◆ Extrait fourni ◆
Une partie des vitraux sont historiés, d’autres sont simplement décoratifs. Celui qui est situé à la droite du chœur est signé de J(oseph) Piriou, verrier à Lannion, et daté de 1865. Deux scène se supermosent. En haut, l’investiture de Simon-Pierre comme chef de l’Église. La citation de saint Matthieu (Chapitre 16, verset 19) est une phrase de Jésus : « Quodcumque ligaveris super terram erit ligatum et in cœlis et quodcumque solveris super terram erit solutum et in cœlis. Math Cap XVI » Traduction : « Ce que tu lieras sur la terre sera lié dans  le Ciel, et ce que du délieras sur la terre sera délié dans le Ciel. » (Mt 16, 19). Le panneau du bas représente la Cène (dernier repas de Jésus), avec les paroles (en latin) que prononce Jésus instituant l’Eucharistie (évangile de saint Luc chapitre 22, versets 19-20) :  » Hoc est corpus meum quod pro vobis datur. Hoc facite in meam commemorationem. Hic est calix novum testamentum in sanguine meo, quod pro vobis fundetur. Luc Cp 22 » Traduction : « Ceci est mon corps donné pour vous. Faites ceci en mémoire de moi. Ce calice est la nouvelle alliance en mon sang, qui pour vous fut versé. »

 

 

Vitrail chœur

Vitrail de Joseph Piriou à droite du chœur

 

Vitrail St Pierre

Vitrail du cœur (haut) : Jésus remet les clés du Royaume à saint Pierre. Citation latine de l’évangile selon saint Matthieu.

 

Vitrail la Cène

Vitrail du chœur (bas) : la Cène avec Judas, debout à gauche, quittant le groupe des Apôtres

 

piriou verrier

Vitrail du chœur (bas) : Inscription latine tirée de saint Luc (Lc 22, 19-20), paroles du Christ instituant l’Eucharistie. Tout en bas le nom du maître verrier : « Piriou verrier 1865 à Lannion Côtes du Nord)

Vitraux – 2 : autres plus récents

 

D’autres vitraux représentent des saintes et des saints. L’un contient la mention : « Don de Mme L’Hôtellier, an 1901 ». Cette date permet de supposer que les vitraux (non signés) de cette série sont de 1901. Ils sont donc plus récents que celui de Piriou, et offrent des traits plus modernes, plus clairs, moins chargés.

 

L'Hotellier 1901

Nom de la donatrice du vitrail de St François de Sales & Bx Charles de Blois

 

François d’Assise, Charles de Blois, Françoise d’Amboise

 

Outre les saints tutélaires du monastère, celui-ci honore également saint François d’Assise, universellement révéré, et deux bienheureux dont l’histoire a croisé celle des Guingampais.

 

 

vitr Fçs Vincent

Vitrail : à g. St François d’Assise aux membres stigmatisés. En médaillon, croix surmontant 2 bras qui se croisent, celui du Christ en Croix et celui du religieux : stigmatisé, François est configuré au Christ en Croix. À d. St Vincent de Paul mendiant la charité. En médaillon un calice surmonté d’une hostie éclatante : le prêtre charitable est véritablement l’homme de l’Eucharistie et homme de prière comme en témoigne le bréviaire qu’il tient à la main gauche. Vêtu comme au confessionnal il est aussi l’homme qui donne le pardon.

◆ Consigne ◆
Transcrivez sans rien modifier le passage de l'extrait sur les vitraux qui va de « Vitrail : à » jusqu'à « donne le pardon. » inclus.

◆ Lignes enregistrées ◆
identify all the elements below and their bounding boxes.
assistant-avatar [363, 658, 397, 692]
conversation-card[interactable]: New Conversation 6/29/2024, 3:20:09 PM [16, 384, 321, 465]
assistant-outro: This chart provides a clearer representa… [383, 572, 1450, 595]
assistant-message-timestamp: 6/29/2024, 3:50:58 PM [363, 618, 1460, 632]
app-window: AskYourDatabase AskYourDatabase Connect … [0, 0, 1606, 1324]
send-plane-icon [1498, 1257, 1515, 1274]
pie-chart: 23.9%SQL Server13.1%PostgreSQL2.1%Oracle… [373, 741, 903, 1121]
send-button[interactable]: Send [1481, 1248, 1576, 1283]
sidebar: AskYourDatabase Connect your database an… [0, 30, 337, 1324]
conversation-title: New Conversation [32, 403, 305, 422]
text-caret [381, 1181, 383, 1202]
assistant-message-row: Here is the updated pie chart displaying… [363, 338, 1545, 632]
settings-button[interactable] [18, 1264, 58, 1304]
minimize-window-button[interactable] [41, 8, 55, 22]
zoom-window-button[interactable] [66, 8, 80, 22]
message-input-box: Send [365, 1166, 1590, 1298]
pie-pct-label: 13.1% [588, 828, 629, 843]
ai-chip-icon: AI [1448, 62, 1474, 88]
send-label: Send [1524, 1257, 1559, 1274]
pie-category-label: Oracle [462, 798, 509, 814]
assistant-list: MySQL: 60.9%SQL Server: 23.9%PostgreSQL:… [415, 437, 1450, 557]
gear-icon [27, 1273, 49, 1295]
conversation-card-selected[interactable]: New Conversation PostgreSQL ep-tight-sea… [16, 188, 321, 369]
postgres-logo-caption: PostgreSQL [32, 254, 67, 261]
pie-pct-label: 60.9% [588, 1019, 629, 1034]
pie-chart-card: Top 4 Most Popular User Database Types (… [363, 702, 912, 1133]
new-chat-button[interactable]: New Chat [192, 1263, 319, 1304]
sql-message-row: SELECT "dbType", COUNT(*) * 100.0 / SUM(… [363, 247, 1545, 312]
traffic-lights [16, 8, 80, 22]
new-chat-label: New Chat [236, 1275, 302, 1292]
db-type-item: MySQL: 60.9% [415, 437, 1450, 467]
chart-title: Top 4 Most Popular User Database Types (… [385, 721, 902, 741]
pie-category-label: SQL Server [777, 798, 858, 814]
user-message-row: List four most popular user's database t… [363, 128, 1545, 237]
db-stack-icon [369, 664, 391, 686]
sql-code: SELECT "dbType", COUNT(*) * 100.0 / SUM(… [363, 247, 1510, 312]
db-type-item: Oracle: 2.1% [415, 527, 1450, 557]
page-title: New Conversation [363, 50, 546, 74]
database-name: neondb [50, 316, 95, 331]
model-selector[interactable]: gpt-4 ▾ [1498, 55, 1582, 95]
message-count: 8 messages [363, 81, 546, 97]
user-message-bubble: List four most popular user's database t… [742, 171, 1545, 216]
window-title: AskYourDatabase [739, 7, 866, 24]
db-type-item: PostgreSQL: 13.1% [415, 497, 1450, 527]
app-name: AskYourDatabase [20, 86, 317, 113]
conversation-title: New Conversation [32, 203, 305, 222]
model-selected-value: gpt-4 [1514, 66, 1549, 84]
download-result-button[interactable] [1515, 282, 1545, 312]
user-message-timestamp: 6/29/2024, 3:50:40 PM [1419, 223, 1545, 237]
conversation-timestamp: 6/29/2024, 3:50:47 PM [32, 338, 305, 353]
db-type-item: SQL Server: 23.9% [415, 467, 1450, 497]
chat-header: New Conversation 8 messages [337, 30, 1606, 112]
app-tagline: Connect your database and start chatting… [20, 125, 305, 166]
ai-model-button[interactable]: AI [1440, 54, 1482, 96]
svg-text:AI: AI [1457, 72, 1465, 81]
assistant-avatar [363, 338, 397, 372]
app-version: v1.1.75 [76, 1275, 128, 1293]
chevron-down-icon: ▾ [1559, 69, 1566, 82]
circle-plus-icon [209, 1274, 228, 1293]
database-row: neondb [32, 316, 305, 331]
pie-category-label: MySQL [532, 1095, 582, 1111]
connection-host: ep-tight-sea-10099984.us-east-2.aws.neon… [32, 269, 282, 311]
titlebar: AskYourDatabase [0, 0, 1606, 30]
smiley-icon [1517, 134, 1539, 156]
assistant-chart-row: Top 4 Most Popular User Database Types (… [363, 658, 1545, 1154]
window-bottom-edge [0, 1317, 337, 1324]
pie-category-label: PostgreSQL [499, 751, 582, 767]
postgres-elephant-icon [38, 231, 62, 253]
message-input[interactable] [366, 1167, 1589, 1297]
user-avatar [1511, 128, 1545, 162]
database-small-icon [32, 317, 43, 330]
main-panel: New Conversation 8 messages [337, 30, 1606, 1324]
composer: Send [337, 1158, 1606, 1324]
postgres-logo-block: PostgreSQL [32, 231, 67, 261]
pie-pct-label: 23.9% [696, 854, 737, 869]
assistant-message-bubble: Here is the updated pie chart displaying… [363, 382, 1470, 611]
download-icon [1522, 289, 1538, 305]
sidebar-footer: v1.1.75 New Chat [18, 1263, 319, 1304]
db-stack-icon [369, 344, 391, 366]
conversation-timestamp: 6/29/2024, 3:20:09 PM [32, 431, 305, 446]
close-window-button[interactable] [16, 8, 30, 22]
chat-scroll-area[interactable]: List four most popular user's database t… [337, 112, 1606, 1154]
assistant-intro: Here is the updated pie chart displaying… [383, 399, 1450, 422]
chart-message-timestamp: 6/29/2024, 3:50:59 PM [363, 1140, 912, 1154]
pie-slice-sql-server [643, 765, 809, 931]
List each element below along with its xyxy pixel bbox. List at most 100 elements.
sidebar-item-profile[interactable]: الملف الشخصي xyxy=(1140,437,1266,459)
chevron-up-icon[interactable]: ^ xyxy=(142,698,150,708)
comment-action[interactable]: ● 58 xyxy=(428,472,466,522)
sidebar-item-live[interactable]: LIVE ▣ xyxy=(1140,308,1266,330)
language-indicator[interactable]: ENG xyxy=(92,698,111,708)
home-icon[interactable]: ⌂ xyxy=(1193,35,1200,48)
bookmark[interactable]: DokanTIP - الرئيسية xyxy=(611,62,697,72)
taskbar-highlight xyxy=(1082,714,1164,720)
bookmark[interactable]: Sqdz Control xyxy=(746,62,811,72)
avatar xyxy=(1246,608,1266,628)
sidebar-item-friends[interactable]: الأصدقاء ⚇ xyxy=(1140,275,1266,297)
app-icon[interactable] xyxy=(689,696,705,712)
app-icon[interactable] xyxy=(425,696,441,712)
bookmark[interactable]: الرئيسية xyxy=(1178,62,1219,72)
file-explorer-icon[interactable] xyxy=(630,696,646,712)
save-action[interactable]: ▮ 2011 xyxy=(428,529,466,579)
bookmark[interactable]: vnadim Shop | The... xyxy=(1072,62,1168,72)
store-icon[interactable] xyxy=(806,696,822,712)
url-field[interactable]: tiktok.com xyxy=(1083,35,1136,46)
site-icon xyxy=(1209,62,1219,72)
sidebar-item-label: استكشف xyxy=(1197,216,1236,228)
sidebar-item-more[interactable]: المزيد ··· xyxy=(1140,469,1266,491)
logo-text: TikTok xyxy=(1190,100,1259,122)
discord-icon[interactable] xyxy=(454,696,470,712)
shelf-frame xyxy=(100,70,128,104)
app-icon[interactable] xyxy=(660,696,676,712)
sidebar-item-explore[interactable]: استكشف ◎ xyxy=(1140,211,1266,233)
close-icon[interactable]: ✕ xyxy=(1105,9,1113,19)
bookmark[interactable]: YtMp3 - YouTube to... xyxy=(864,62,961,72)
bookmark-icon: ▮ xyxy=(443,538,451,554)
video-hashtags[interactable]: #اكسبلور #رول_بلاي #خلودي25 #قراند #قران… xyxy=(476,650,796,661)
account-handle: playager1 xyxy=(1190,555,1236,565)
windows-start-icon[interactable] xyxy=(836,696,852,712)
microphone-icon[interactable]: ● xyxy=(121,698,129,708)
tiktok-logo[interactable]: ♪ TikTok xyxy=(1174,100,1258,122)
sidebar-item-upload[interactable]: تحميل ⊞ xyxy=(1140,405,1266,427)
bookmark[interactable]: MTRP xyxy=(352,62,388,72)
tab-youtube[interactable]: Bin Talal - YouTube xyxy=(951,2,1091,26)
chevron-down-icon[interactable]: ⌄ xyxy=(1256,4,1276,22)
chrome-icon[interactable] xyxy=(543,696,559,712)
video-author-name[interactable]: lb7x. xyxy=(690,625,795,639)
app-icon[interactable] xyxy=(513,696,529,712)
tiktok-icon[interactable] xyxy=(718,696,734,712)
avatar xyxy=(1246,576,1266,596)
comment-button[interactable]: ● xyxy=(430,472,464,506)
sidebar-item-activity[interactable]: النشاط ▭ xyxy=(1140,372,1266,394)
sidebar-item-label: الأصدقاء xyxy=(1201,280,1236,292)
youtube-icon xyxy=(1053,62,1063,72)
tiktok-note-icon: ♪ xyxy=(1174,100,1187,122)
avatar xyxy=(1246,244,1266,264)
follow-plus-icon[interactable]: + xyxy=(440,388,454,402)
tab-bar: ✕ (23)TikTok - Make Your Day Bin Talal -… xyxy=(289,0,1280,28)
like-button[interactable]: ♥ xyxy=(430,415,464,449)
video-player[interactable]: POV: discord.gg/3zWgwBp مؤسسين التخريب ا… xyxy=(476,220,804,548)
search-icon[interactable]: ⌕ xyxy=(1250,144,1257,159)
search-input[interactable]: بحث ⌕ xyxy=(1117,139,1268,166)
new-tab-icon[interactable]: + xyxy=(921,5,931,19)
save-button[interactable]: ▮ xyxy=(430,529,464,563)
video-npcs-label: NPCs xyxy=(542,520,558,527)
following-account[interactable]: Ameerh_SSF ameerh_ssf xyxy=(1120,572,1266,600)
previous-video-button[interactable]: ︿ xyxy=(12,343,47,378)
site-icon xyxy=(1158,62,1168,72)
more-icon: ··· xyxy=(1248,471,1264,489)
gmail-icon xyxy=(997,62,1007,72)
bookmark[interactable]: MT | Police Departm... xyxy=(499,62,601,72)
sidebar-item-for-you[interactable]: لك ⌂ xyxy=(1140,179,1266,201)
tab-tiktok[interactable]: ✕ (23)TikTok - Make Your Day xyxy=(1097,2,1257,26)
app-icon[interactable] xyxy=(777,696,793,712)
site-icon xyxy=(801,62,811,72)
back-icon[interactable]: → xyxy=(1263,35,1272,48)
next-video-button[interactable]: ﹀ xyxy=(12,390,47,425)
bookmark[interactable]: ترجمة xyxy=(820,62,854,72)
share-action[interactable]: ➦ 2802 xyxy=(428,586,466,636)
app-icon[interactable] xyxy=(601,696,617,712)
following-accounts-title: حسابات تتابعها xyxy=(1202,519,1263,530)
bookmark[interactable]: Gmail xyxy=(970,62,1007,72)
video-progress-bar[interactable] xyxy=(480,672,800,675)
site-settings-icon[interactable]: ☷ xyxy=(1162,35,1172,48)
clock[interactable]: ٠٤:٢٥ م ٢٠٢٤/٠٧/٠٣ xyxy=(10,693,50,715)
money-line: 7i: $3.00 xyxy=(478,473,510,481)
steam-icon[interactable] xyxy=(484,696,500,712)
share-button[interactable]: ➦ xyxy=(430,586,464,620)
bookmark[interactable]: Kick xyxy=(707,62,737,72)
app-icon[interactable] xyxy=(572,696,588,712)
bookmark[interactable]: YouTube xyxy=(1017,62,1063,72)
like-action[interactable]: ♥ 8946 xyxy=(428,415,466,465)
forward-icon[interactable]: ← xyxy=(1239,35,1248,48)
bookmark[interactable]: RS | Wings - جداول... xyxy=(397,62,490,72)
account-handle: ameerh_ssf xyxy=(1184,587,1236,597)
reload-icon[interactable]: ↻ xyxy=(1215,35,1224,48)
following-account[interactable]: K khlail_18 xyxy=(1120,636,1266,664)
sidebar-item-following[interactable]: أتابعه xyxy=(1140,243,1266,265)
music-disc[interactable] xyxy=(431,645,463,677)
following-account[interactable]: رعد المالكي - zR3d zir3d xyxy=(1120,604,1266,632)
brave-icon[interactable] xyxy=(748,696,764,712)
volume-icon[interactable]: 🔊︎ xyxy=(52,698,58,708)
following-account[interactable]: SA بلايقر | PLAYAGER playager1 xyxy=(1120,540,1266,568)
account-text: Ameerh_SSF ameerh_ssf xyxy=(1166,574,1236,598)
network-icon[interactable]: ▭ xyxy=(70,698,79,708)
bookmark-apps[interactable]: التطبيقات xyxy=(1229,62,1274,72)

◆ Corrigé complet ◆
Vitrail : à g. St François d’Assise aux membres stigmatisés. En médaillon, croix surmontant 2 bras qui se croisent, celui du Christ en Croix et celui du religieux : stigmatisé, François est configuré au Christ en Croix. À d. St Vincent de Paul mendiant la charité. En médaillon un calice surmonté d’une hostie éclatante : le prêtre charitable est véritablement l’homme de l’Eucharistie et homme de prière comme en témoigne le bréviaire qu’il tient à la main gauche. Vêtu comme au confessionnal il est aussi l’homme qui donne le pardon.